-- Source records --
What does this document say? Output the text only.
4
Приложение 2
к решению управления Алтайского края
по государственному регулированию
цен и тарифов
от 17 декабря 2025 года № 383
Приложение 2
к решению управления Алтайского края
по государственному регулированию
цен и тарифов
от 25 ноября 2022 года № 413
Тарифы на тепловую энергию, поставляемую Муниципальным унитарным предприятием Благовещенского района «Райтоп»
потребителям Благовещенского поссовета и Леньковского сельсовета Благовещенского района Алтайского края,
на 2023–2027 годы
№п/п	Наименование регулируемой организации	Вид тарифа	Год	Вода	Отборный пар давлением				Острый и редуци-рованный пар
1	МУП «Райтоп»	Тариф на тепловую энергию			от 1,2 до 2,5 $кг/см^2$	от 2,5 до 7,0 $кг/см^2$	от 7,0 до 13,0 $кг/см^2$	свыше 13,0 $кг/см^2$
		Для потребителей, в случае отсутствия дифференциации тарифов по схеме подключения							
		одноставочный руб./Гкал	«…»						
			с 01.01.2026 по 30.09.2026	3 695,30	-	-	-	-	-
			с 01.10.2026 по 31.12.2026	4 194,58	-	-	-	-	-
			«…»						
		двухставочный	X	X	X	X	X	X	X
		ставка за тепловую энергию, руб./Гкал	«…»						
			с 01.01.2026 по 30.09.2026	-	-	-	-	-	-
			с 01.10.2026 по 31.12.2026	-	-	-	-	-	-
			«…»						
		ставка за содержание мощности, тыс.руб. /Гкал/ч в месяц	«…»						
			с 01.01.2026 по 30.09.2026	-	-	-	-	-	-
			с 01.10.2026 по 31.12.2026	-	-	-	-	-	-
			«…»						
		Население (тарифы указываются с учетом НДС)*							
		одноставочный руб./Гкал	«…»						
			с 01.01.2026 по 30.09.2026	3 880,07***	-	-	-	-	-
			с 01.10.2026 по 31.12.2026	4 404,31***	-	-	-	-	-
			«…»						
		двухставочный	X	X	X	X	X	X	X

-- To be done --
Whichever lines contain the string "энергию", select and copy them.

-- Result --
Тарифы на тепловую энергию, поставляемую Муниципальным унитарным предприятием Благовещенского района «Райтоп»
1	МУП «Райтоп»	Тариф на тепловую энергию			от 1,2 до 2,5 $кг/см^2$	от 2,5 до 7,0 $кг/см^2$	от 7,0 до 13,0 $кг/см^2$	свыше 13,0 $кг/см^2$
		ставка за тепловую энергию, руб./Гкал	«…»						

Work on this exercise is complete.